__Goal__
Pick out each line containing the string "COMPRENSIVE".

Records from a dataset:
┏━━

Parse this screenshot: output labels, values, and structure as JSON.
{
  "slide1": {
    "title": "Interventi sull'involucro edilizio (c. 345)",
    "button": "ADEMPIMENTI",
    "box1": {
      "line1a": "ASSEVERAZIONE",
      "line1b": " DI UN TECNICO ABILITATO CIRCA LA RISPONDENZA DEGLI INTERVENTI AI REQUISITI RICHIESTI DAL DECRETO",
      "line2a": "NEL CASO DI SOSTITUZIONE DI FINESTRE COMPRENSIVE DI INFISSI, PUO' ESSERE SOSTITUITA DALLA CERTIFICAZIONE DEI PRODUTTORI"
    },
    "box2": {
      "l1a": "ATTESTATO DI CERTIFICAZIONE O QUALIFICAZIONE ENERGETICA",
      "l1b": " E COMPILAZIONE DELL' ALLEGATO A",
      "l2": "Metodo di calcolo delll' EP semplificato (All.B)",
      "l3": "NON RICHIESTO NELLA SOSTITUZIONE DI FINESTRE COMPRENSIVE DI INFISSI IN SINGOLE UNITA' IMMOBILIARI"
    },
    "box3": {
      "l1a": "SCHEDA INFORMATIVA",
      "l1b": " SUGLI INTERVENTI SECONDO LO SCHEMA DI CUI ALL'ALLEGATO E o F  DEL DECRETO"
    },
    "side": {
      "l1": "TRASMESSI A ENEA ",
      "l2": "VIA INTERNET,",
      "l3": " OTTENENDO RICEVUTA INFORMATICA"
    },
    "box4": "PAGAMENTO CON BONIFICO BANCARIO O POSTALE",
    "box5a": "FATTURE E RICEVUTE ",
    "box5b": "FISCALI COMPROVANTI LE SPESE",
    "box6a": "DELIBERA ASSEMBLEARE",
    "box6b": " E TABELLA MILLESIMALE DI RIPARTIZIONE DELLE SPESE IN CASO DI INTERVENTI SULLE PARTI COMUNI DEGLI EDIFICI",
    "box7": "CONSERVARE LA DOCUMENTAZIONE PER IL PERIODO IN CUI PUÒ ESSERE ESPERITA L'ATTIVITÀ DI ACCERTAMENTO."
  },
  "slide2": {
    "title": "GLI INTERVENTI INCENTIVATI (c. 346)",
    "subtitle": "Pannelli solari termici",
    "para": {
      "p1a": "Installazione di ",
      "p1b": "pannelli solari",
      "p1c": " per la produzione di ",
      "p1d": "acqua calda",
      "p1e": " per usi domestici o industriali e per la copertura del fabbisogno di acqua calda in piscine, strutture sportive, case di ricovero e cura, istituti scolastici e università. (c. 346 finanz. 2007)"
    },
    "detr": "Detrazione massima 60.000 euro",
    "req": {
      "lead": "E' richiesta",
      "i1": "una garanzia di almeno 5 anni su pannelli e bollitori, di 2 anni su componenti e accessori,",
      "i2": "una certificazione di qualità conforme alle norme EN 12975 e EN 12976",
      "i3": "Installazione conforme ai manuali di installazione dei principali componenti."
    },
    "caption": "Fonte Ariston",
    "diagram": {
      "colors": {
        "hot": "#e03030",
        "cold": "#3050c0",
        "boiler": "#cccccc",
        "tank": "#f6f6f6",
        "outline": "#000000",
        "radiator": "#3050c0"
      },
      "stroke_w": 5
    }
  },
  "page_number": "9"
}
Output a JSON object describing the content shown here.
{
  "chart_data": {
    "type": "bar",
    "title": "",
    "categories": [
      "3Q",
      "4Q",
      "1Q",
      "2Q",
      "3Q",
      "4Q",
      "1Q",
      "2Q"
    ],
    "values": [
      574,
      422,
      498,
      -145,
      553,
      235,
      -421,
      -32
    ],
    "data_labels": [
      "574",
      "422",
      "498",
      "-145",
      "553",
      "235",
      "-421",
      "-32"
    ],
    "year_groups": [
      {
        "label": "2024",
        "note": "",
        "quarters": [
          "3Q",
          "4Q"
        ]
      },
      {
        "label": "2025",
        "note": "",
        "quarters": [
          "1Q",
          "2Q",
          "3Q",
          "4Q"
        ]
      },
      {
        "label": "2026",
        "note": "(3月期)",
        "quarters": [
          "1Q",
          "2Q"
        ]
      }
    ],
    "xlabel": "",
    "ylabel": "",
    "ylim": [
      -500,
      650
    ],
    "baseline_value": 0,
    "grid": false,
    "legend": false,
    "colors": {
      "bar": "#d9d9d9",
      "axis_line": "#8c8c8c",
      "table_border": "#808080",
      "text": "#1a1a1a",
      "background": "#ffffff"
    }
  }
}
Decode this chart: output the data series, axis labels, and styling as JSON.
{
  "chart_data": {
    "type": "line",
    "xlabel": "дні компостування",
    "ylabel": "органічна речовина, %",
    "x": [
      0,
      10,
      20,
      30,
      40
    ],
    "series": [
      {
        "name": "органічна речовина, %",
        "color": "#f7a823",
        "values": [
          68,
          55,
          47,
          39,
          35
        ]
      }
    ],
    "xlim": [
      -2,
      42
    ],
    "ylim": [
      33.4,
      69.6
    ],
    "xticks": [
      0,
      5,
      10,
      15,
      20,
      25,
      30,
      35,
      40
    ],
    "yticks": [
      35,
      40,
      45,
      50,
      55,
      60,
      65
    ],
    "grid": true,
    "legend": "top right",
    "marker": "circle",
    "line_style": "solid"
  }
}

┗━━

__Solution for this problem__
      "line2a": "NEL CASO DI SOSTITUZIONE DI FINESTRE COMPRENSIVE DI INFISSI, PUO' ESSERE SOSTITUITA DALLA CERTIFICAZIONE DEI PRODUTTORI"
      "l3": "NON RICHIESTO NELLA SOSTITUZIONE DI FINESTRE COMPRENSIVE DI INFISSI IN SINGOLE UNITA' IMMOBILIARI"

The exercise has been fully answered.